Transcribe each entry below exactly. Pictures do not go in the copy.

**Data shown:**
* * *
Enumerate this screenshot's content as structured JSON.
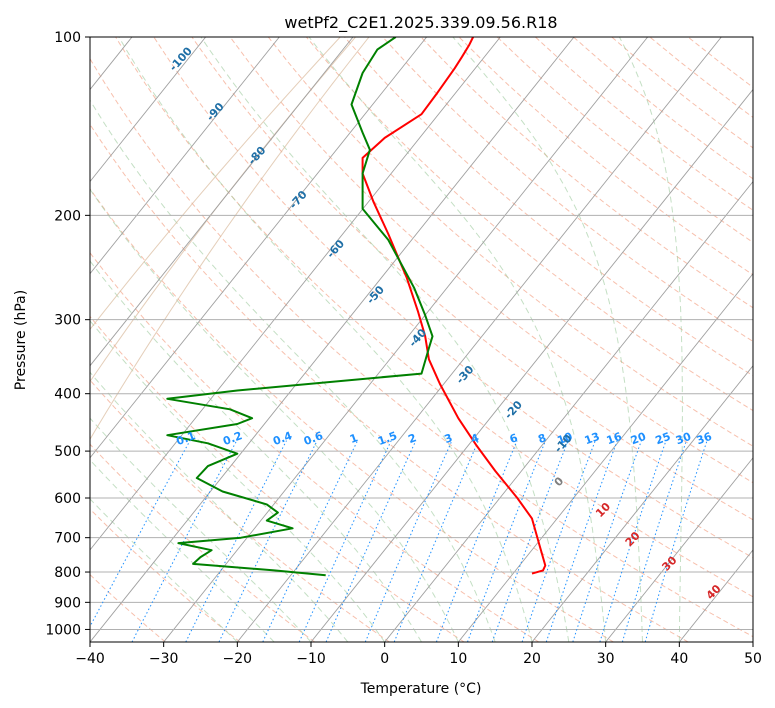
{
  "chart_data": {
    "type": "line",
    "title": "wetPf2_C2E1.2025.339.09.56.R18",
    "xlabel": "Temperature (°C)",
    "ylabel": "Pressure (hPa)",
    "xlim": [
      -40,
      50
    ],
    "ylim": [
      1050,
      100
    ],
    "y_scale": "log",
    "x_ticks": [
      -40,
      -30,
      -20,
      -10,
      0,
      10,
      20,
      30,
      40,
      50
    ],
    "y_ticks": [
      1000,
      900,
      800,
      700,
      600,
      500,
      400,
      300,
      200,
      100
    ],
    "grid": true,
    "series": [
      {
        "color": "#ff0000",
        "points": [
          [
            20.0,
            805
          ],
          [
            21.5,
            795
          ],
          [
            21.8,
            780
          ],
          [
            21.0,
            720
          ],
          [
            20.0,
            650
          ],
          [
            18.0,
            600
          ],
          [
            15.0,
            540
          ],
          [
            12.5,
            490
          ],
          [
            10.0,
            440
          ],
          [
            7.5,
            385
          ],
          [
            6.0,
            350
          ],
          [
            5.5,
            320
          ],
          [
            4.5,
            290
          ],
          [
            3.0,
            255
          ],
          [
            0.5,
            215
          ],
          [
            -1.5,
            190
          ],
          [
            -3.0,
            170
          ],
          [
            -3.0,
            160
          ],
          [
            0.0,
            148
          ],
          [
            5.0,
            135
          ],
          [
            7.0,
            125
          ],
          [
            9.5,
            113
          ],
          [
            10.5,
            108
          ],
          [
            11.5,
            103
          ],
          [
            12.0,
            100
          ]
        ]
      },
      {
        "color": "#008000",
        "points": [
          [
            -8.0,
            810
          ],
          [
            -15.0,
            795
          ],
          [
            -26.0,
            775
          ],
          [
            -25.0,
            755
          ],
          [
            -23.5,
            735
          ],
          [
            -28.0,
            715
          ],
          [
            -19.5,
            700
          ],
          [
            -12.5,
            675
          ],
          [
            -16.0,
            655
          ],
          [
            -14.5,
            635
          ],
          [
            -16.0,
            615
          ],
          [
            -22.0,
            585
          ],
          [
            -25.5,
            555
          ],
          [
            -24.0,
            530
          ],
          [
            -20.0,
            505
          ],
          [
            -24.0,
            485
          ],
          [
            -29.5,
            470
          ],
          [
            -20.0,
            450
          ],
          [
            -18.0,
            440
          ],
          [
            -21.0,
            425
          ],
          [
            -29.5,
            408
          ],
          [
            -20.0,
            395
          ],
          [
            5.0,
            370
          ],
          [
            6.0,
            335
          ],
          [
            6.5,
            320
          ],
          [
            5.5,
            295
          ],
          [
            4.0,
            265
          ],
          [
            0.5,
            220
          ],
          [
            -3.0,
            195
          ],
          [
            -3.0,
            170
          ],
          [
            -2.0,
            155
          ],
          [
            -3.0,
            145
          ],
          [
            -4.5,
            130
          ],
          [
            -3.0,
            115
          ],
          [
            -1.0,
            105
          ],
          [
            1.5,
            100
          ]
        ]
      }
    ],
    "annotations": {
      "mixing_ratio_labels": [
        "0.1",
        "0.2",
        "0.4",
        "0.6",
        "1",
        "1.5",
        "2",
        "3",
        "4",
        "6",
        "8",
        "10",
        "13",
        "16",
        "20",
        "25",
        "30",
        "36"
      ],
      "dry_adiabat_labels": [
        "-100",
        "-90",
        "-80",
        "-70",
        "-60",
        "-50",
        "-40",
        "-30",
        "-20",
        "-10"
      ],
      "moist_adiabat_labels": [
        "0",
        "10",
        "20",
        "30",
        "40"
      ]
    },
    "style": {
      "temperature_color": "#ff0000",
      "dewpoint_color": "#008000",
      "mixing_ratio_color": "#1e90ff",
      "dry_adiabat_label_color": "#1f6fa6",
      "moist_adiabat_label_color": "#d62728",
      "moist_zero_color": "#7f7f7f"
    }
  }
}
* * *
**Task answer:**
Enumerate this screenshot's content as structured JSON.
{
  "chart_data": {
    "type": "line",
    "title": "wetPf2_C2E1.2025.339.09.56.R18",
    "xlabel": "Temperature (°C)",
    "ylabel": "Pressure (hPa)",
    "xlim": [
      -40,
      50
    ],
    "ylim": [
      1050,
      100
    ],
    "y_scale": "log",
    "x_ticks": [
      -40,
      -30,
      -20,
      -10,
      0,
      10,
      20,
      30,
      40,
      50
    ],
    "y_ticks": [
      1000,
      900,
      800,
      700,
      600,
      500,
      400,
      300,
      200,
      100
    ],
    "grid": true,
    "series": [
      {
        "color": "#ff0000",
        "points": [
          [
            20.0,
            805
          ],
          [
            21.5,
            795
          ],
          [
            21.8,
            780
          ],
          [
            21.0,
            720
          ],
          [
            20.0,
            650
          ],
          [
            18.0,
            600
          ],
          [
            15.0,
            540
          ],
          [
            12.5,
            490
          ],
          [
            10.0,
            440
          ],
          [
            7.5,
            385
          ],
          [
            6.0,
            350
          ],
          [
            5.5,
            320
          ],
          [
            4.5,
            290
          ],
          [
            3.0,
            255
          ],
          [
            0.5,
            215
          ],
          [
            -1.5,
            190
          ],
          [
            -3.0,
            170
          ],
          [
            -3.0,
            160
          ],
          [
            0.0,
            148
          ],
          [
            5.0,
            135
          ],
          [
            7.0,
            125
          ],
          [
            9.5,
            113
          ],
          [
            10.5,
            108
          ],
          [
            11.5,
            103
          ],
          [
            12.0,
            100
          ]
        ]
      },
      {
        "color": "#008000",
        "points": [
          [
            -8.0,
            810
          ],
          [
            -15.0,
            795
          ],
          [
            -26.0,
            775
          ],
          [
            -25.0,
            755
          ],
          [
            -23.5,
            735
          ],
          [
            -28.0,
            715
          ],
          [
            -19.5,
            700
          ],
          [
            -12.5,
            675
          ],
          [
            -16.0,
            655
          ],
          [
            -14.5,
            635
          ],
          [
            -16.0,
            615
          ],
          [
            -22.0,
            585
          ],
          [
            -25.5,
            555
          ],
          [
            -24.0,
            530
          ],
          [
            -20.0,
            505
          ],
          [
            -24.0,
            485
          ],
          [
            -29.5,
            470
          ],
          [
            -20.0,
            450
          ],
          [
            -18.0,
            440
          ],
          [
            -21.0,
            425
          ],
          [
            -29.5,
            408
          ],
          [
            -20.0,
            395
          ],
          [
            5.0,
            370
          ],
          [
            6.0,
            335
          ],
          [
            6.5,
            320
          ],
          [
            5.5,
            295
          ],
          [
            4.0,
            265
          ],
          [
            0.5,
            220
          ],
          [
            -3.0,
            195
          ],
          [
            -3.0,
            170
          ],
          [
            -2.0,
            155
          ],
          [
            -3.0,
            145
          ],
          [
            -4.5,
            130
          ],
          [
            -3.0,
            115
          ],
          [
            -1.0,
            105
          ],
          [
            1.5,
            100
          ]
        ]
      }
    ],
    "annotations": {
      "mixing_ratio_labels": [
        "0.1",
        "0.2",
        "0.4",
        "0.6",
        "1",
        "1.5",
        "2",
        "3",
        "4",
        "6",
        "8",
        "10",
        "13",
        "16",
        "20",
        "25",
        "30",
        "36"
      ],
      "dry_adiabat_labels": [
        "-100",
        "-90",
        "-80",
        "-70",
        "-60",
        "-50",
        "-40",
        "-30",
        "-20",
        "-10"
      ],
      "moist_adiabat_labels": [
        "0",
        "10",
        "20",
        "30",
        "40"
      ]
    },
    "style": {
      "temperature_color": "#ff0000",
      "dewpoint_color": "#008000",
      "mixing_ratio_color": "#1e90ff",
      "dry_adiabat_label_color": "#1f6fa6",
      "moist_adiabat_label_color": "#d62728",
      "moist_zero_color": "#7f7f7f"
    }
  }
}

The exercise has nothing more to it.